▼
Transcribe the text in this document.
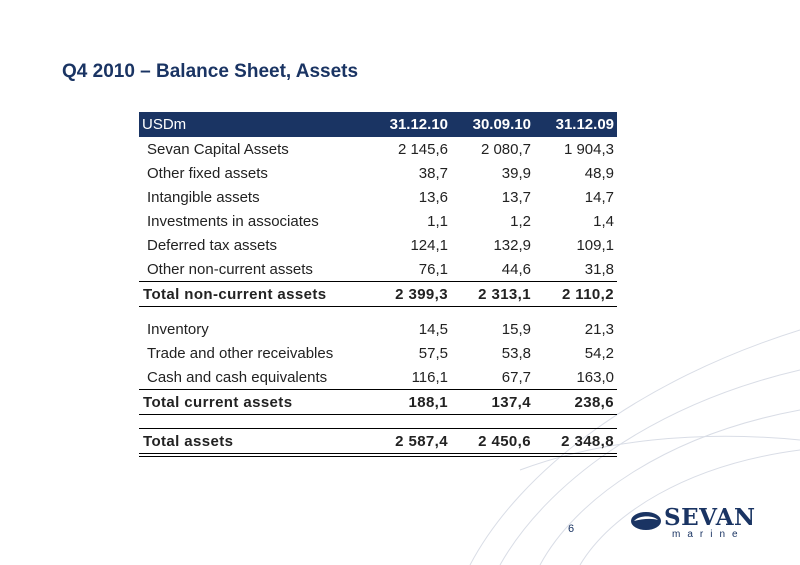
Q4 2010 – Balance Sheet, Assets
USDm	31.12.10	30.09.10	31.12.09
Sevan Capital Assets	2 145,6	2 080,7	1 904,3
Other fixed assets	38,7	39,9	48,9
Intangible assets	13,6	13,7	14,7
Investments in associates	1,1	1,2	1,4
Deferred tax assets	124,1	132,9	109,1
Other non-current assets	76,1	44,6	31,8
Total non-current assets	2 399,3	2 313,1	2 110,2
Inventory	14,5	15,9	21,3
Trade and other receivables	57,5	53,8	54,2
Cash and cash equivalents	116,1	67,7	163,0
Total current assets	188,1	137,4	238,6
Total assets	2 587,4	2 450,6	2 348,8
6	SEVAN
marine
▲
--- YOUR TASK ---
From the records, copy every line that has the string "current" in it.

--- CORRECT ANSWER ---
Other non-current assets	76,1	44,6	31,8
Total non-current assets	2 399,3	2 313,1	2 110,2
Total current assets	188,1	137,4	238,6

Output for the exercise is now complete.